(begin)

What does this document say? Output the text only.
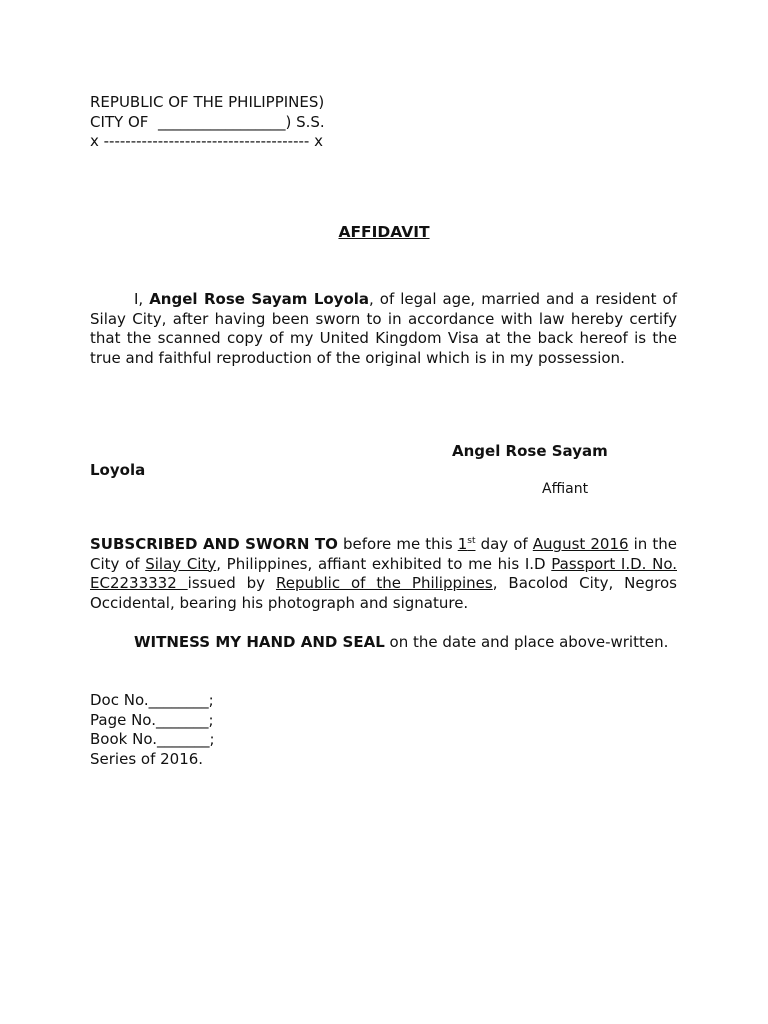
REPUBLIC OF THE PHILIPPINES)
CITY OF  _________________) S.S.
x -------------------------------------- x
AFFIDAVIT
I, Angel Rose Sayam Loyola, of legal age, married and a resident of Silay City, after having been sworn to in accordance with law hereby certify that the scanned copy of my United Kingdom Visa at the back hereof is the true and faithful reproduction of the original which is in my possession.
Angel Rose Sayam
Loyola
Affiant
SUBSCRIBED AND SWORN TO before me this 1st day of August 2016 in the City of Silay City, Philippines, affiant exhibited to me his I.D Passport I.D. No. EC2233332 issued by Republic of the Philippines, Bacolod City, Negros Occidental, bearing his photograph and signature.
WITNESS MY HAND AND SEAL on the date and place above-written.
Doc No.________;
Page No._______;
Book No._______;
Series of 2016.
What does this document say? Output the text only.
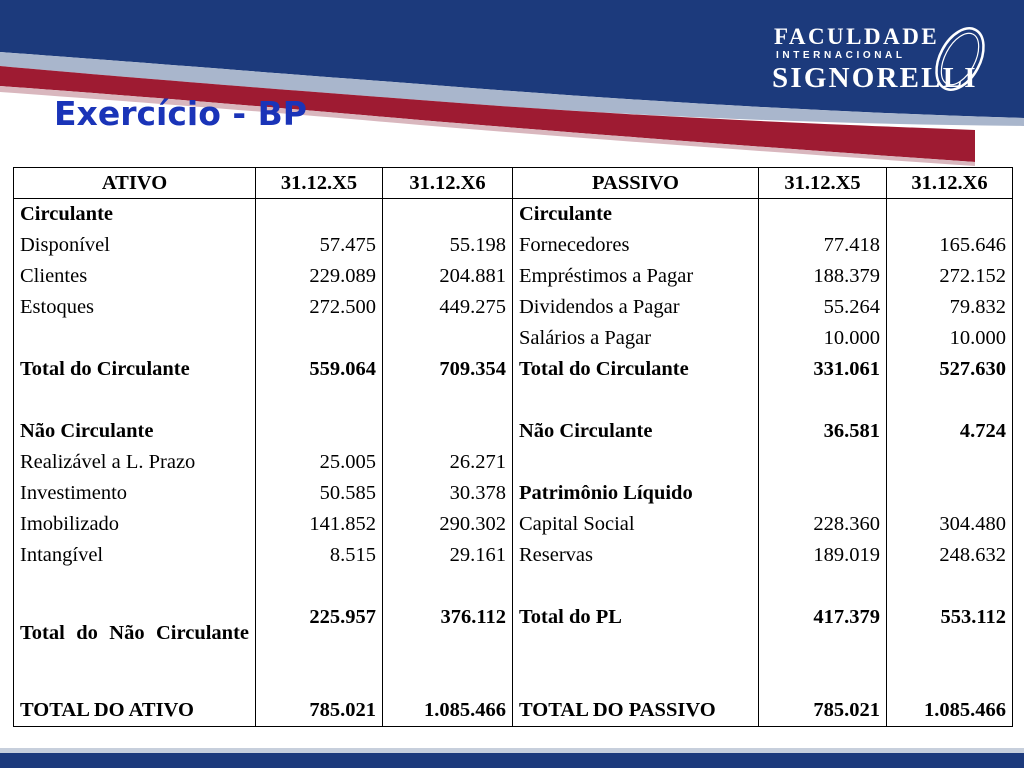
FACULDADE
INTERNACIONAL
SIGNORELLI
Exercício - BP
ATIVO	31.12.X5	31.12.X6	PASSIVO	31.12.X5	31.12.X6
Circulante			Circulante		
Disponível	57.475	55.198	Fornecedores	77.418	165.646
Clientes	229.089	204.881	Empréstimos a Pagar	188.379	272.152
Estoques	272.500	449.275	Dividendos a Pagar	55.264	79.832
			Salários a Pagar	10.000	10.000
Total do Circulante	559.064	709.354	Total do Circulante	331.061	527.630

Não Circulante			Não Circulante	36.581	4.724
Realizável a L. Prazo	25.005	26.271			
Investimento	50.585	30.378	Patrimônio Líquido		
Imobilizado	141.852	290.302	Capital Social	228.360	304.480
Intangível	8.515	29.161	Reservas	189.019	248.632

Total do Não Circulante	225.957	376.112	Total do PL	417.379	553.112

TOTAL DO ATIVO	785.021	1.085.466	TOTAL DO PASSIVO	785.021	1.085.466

(end)

THE EXERCISE:
Each entry must be retyped word for word, with every image omitted.

SOLUTION BELOW:
What does this document say? Output the text only.
REPUBLIC OF THE PHILIPPINES)
CITY OF  _________________) S.S.
x -------------------------------------- x
AFFIDAVIT
I, Angel Rose Sayam Loyola, of legal age, married and a resident of Silay City, after having been sworn to in accordance with law hereby certify that the scanned copy of my United Kingdom Visa at the back hereof is the true and faithful reproduction of the original which is in my possession.
Angel Rose Sayam
Loyola
Affiant
SUBSCRIBED AND SWORN TO before me this 1st day of August 2016 in the City of Silay City, Philippines, affiant exhibited to me his I.D Passport I.D. No. EC2233332 issued by Republic of the Philippines, Bacolod City, Negros Occidental, bearing his photograph and signature.
WITNESS MY HAND AND SEAL on the date and place above-written.
Doc No.________;
Page No._______;
Book No._______;
Series of 2016.
What does this document say? Output the text only.
FACULDADE
INTERNACIONAL
SIGNORELLI
Exercício - BP
ATIVO	31.12.X5	31.12.X6	PASSIVO	31.12.X5	31.12.X6
Circulante			Circulante		
Disponível	57.475	55.198	Fornecedores	77.418	165.646
Clientes	229.089	204.881	Empréstimos a Pagar	188.379	272.152
Estoques	272.500	449.275	Dividendos a Pagar	55.264	79.832
			Salários a Pagar	10.000	10.000
Total do Circulante	559.064	709.354	Total do Circulante	331.061	527.630

Não Circulante			Não Circulante	36.581	4.724
Realizável a L. Prazo	25.005	26.271			
Investimento	50.585	30.378	Patrimônio Líquido		
Imobilizado	141.852	290.302	Capital Social	228.360	304.480
Intangível	8.515	29.161	Reservas	189.019	248.632

Total do Não Circulante	225.957	376.112	Total do PL	417.379	553.112

TOTAL DO ATIVO	785.021	1.085.466	TOTAL DO PASSIVO	785.021	1.085.466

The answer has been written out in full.